═════ RECORDS TO PROCESS ═════

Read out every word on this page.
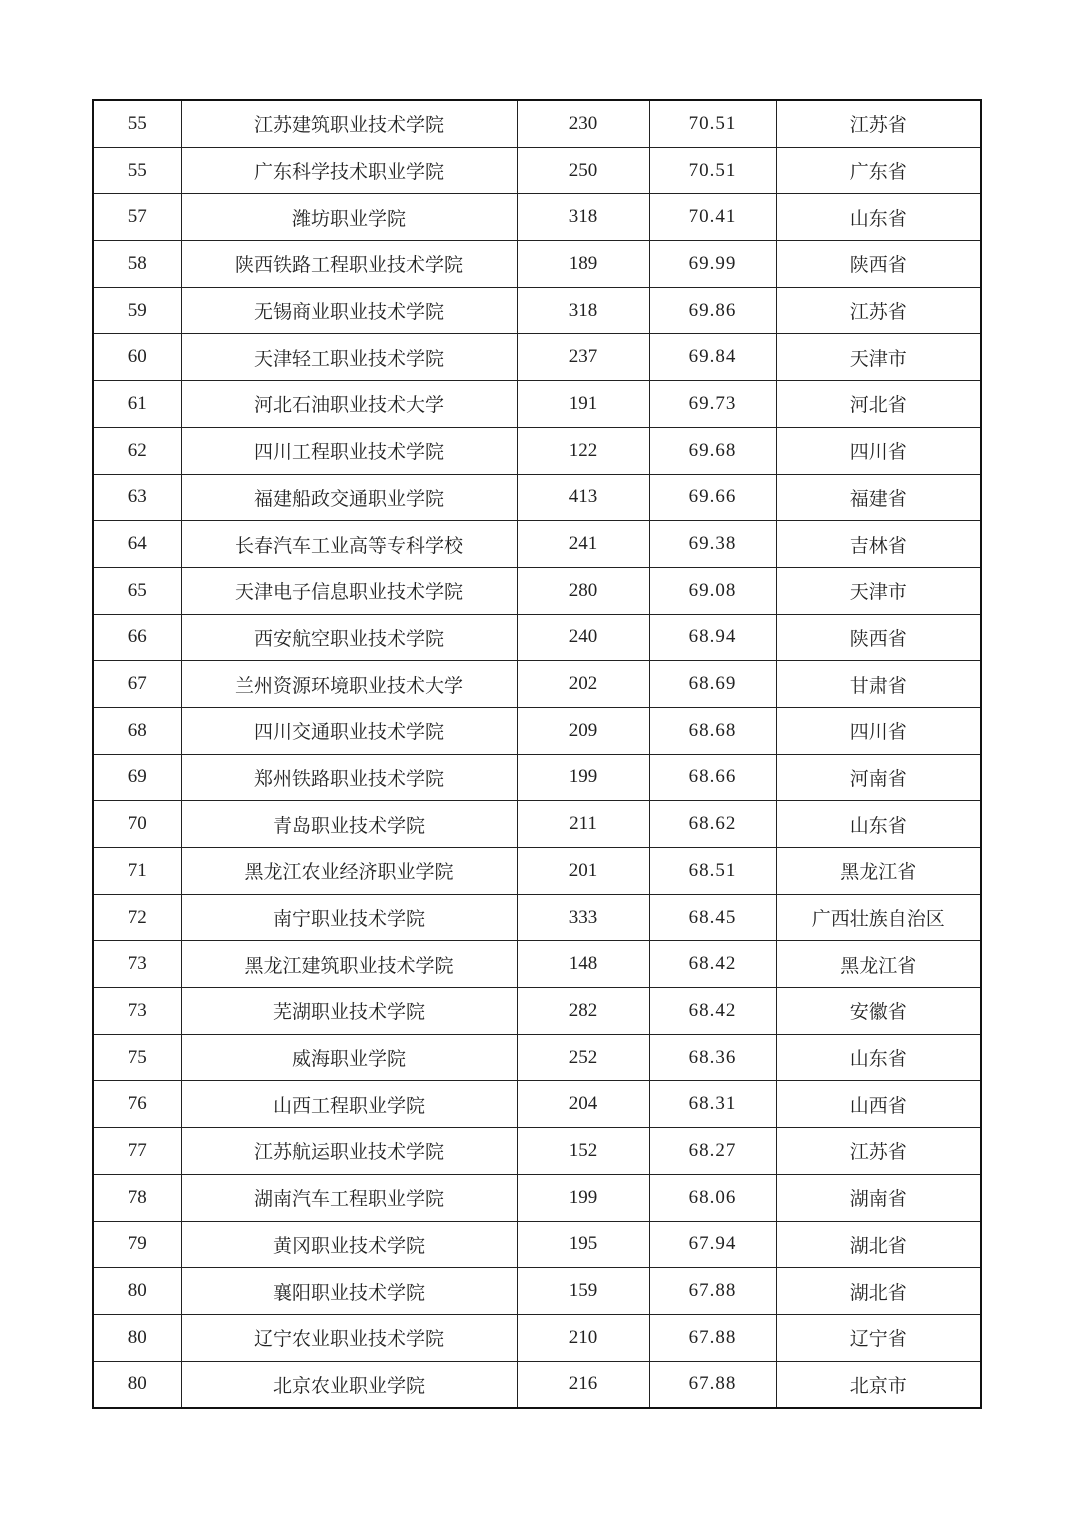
55	江苏建筑职业技术学院	230	70.51	江苏省
55	广东科学技术职业学院	250	70.51	广东省
57	潍坊职业学院	318	70.41	山东省
58	陕西铁路工程职业技术学院	189	69.99	陕西省
59	无锡商业职业技术学院	318	69.86	江苏省
60	天津轻工职业技术学院	237	69.84	天津市
61	河北石油职业技术大学	191	69.73	河北省
62	四川工程职业技术学院	122	69.68	四川省
63	福建船政交通职业学院	413	69.66	福建省
64	长春汽车工业高等专科学校	241	69.38	吉林省
65	天津电子信息职业技术学院	280	69.08	天津市
66	西安航空职业技术学院	240	68.94	陕西省
67	兰州资源环境职业技术大学	202	68.69	甘肃省
68	四川交通职业技术学院	209	68.68	四川省
69	郑州铁路职业技术学院	199	68.66	河南省
70	青岛职业技术学院	211	68.62	山东省
71	黑龙江农业经济职业学院	201	68.51	黑龙江省
72	南宁职业技术学院	333	68.45	广西壮族自治区
73	黑龙江建筑职业技术学院	148	68.42	黑龙江省
73	芜湖职业技术学院	282	68.42	安徽省
75	威海职业学院	252	68.36	山东省
76	山西工程职业学院	204	68.31	山西省
77	江苏航运职业技术学院	152	68.27	江苏省
78	湖南汽车工程职业学院	199	68.06	湖南省
79	黄冈职业技术学院	195	67.94	湖北省
80	襄阳职业技术学院	159	67.88	湖北省
80	辽宁农业职业技术学院	210	67.88	辽宁省
80	北京农业职业学院	216	67.88	北京市
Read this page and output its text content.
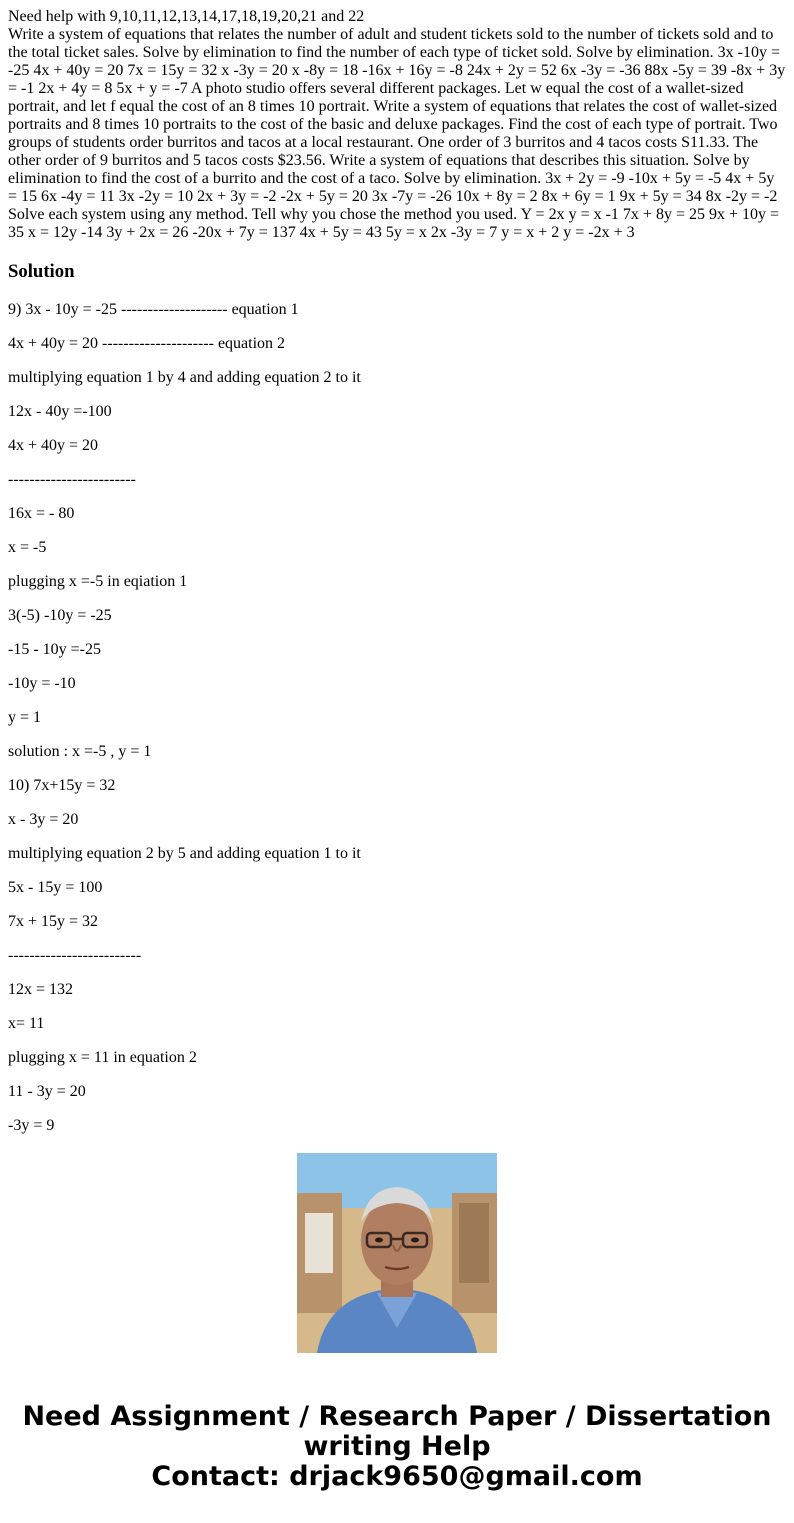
Need help with 9,10,11,12,13,14,17,18,19,20,21 and 22
Write a system of equations that relates the number of adult and student tickets sold to the number of tickets sold and to the total ticket sales. Solve by elimination to find the number of each type of ticket sold. Solve by elimination. 3x -10y = -25 4x + 40y = 20 7x = 15y = 32 x -3y = 20 x -8y = 18 -16x + 16y = -8 24x + 2y = 52 6x -3y = -36 88x -5y = 39 -8x + 3y = -1 2x + 4y = 8 5x + y = -7 A photo studio offers several different packages. Let w equal the cost of a wallet-sized portrait, and let f equal the cost of an 8 times 10 portrait. Write a system of equations that relates the cost of wallet-sized portraits and 8 times 10 portraits to the cost of the basic and deluxe packages. Find the cost of each type of portrait. Two groups of students order burritos and tacos at a local restaurant. One order of 3 burritos and 4 tacos costs S11.33. The other order of 9 burritos and 5 tacos costs $23.56. Write a system of equations that describes this situation. Solve by elimination to find the cost of a burrito and the cost of a taco. Solve by elimination. 3x + 2y = -9 -10x + 5y = -5 4x + 5y = 15 6x -4y = 11 3x -2y = 10 2x + 3y = -2 -2x + 5y = 20 3x -7y = -26 10x + 8y = 2 8x + 6y = 1 9x + 5y = 34 8x -2y = -2 Solve each system using any method. Tell why you chose the method you used. Y = 2x y = x -1 7x + 8y = 25 9x + 10y = 35 x = 12y -14 3y + 2x = 26 -20x + 7y = 137 4x + 5y = 43 5y = x 2x -3y = 7 y = x + 2 y = -2x + 3
Solution

9) 3x - 10y = -25 -------------------- equation 1

4x + 40y = 20 --------------------- equation 2

multiplying equation 1 by 4 and adding equation 2 to it

12x - 40y =-100

4x + 40y = 20

------------------------

16x = - 80

x = -5

plugging x =-5 in eqiation 1

3(-5) -10y = -25

-15 - 10y =-25

-10y = -10

y = 1

solution : x =-5 , y = 1

10) 7x+15y = 32

x - 3y = 20

multiplying equation 2 by 5 and adding equation 1 to it

5x - 15y = 100

7x + 15y = 32

-------------------------

12x = 132

x= 11

plugging x = 11 in equation 2

11 - 3y = 20

-3y = 9

Need Assignment / Research Paper / Dissertation
writing Help
Contact: drjack9650@gmail.com
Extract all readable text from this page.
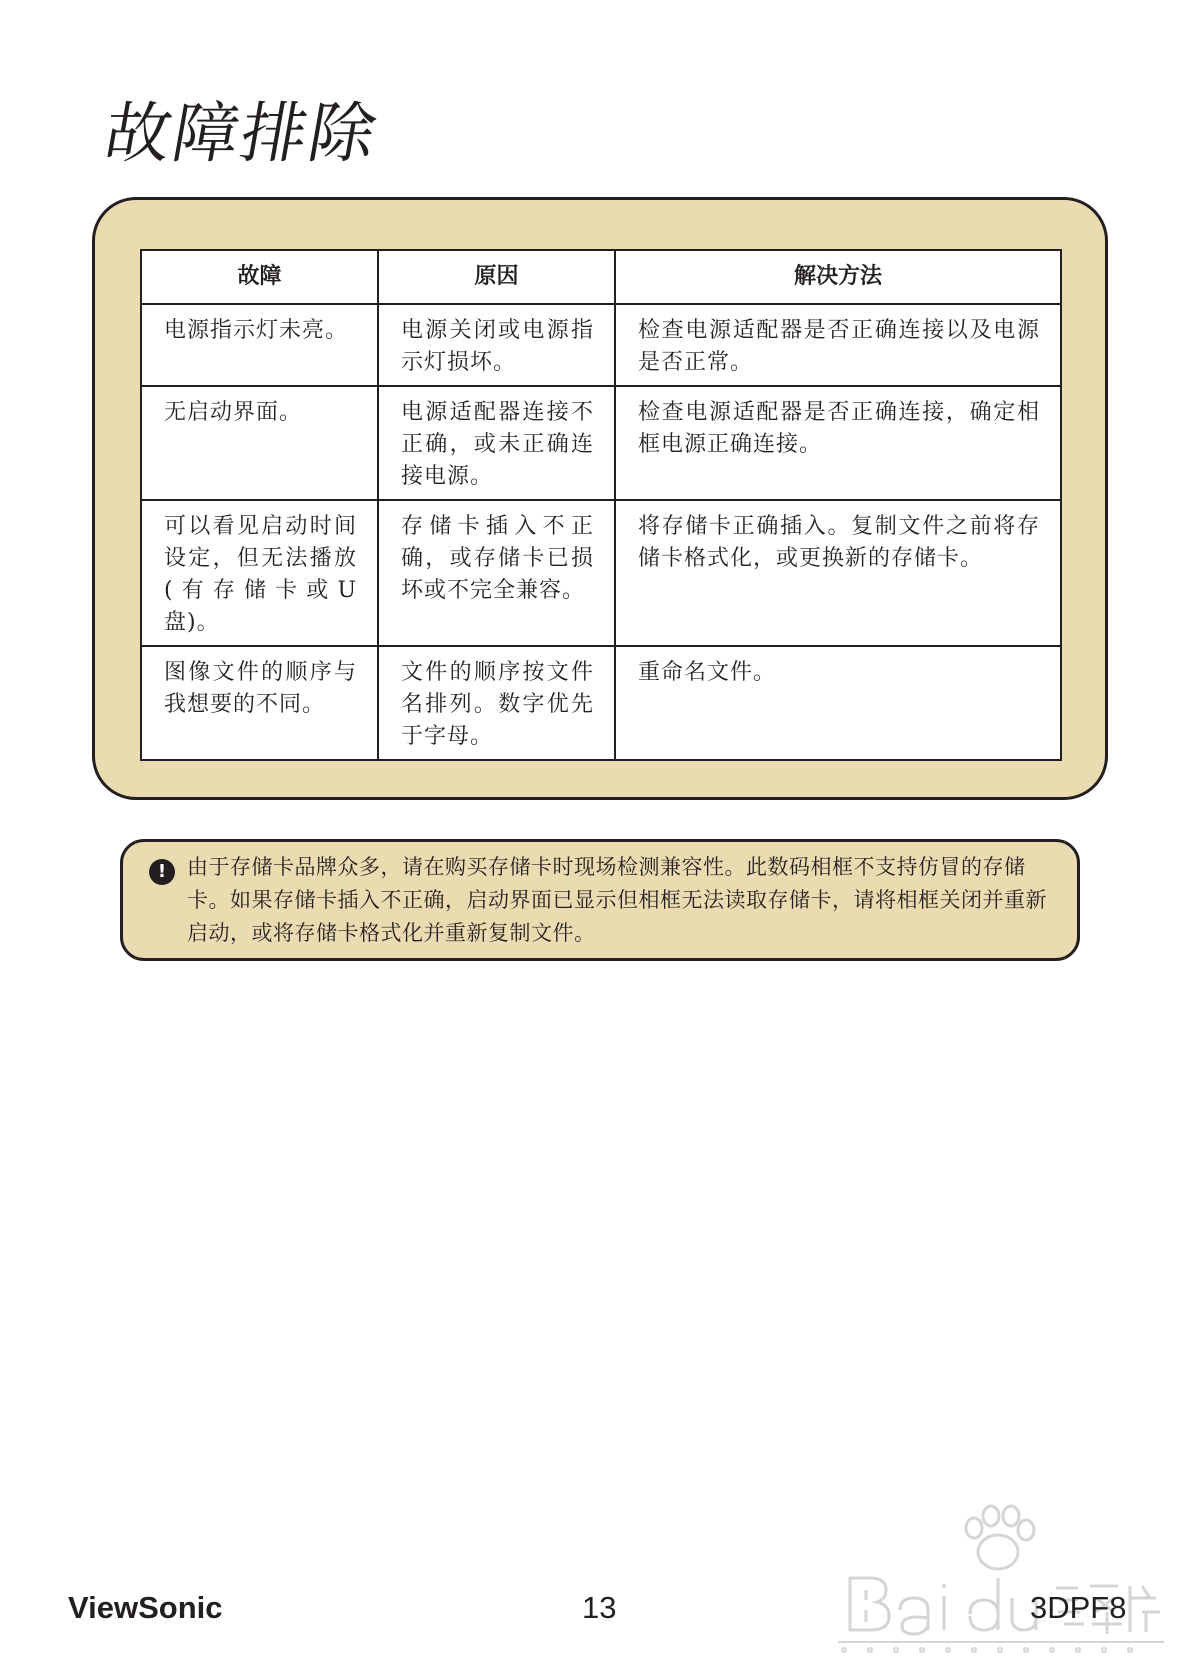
故障排除
故障	原因	解决方法
电源指示灯未亮。	电源关闭或电源指示灯损坏。	检查电源适配器是否正确连接以及电源是否正常。
无启动界面。	电源适配器连接不正确，或未正确连接电源。	检查电源适配器是否正确连接，确定相框电源正确连接。
可以看见启动时间设定，但无法播放(有存储卡或U盘)。	存储卡插入不正确，或存储卡已损坏或不完全兼容。	将存储卡正确插入。复制文件之前将存储卡格式化，或更换新的存储卡。
图像文件的顺序与我想要的不同。	文件的顺序按文件名排列。数字优先于字母。	重命名文件。
! 由于存储卡品牌众多，请在购买存储卡时现场检测兼容性。此数码相框不支持仿冒的存储卡。如果存储卡插入不正确，启动界面已显示但相框无法读取存储卡，请将相框关闭并重新启动，或将存储卡格式化并重新复制文件。

ViewSonic	13	3DPF8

═════

### WHAT THE TASK REQUIRES
Please list every line of the records that contains "text".

### REPLY
Read this page and output its text content.
Extract all readable text from this page.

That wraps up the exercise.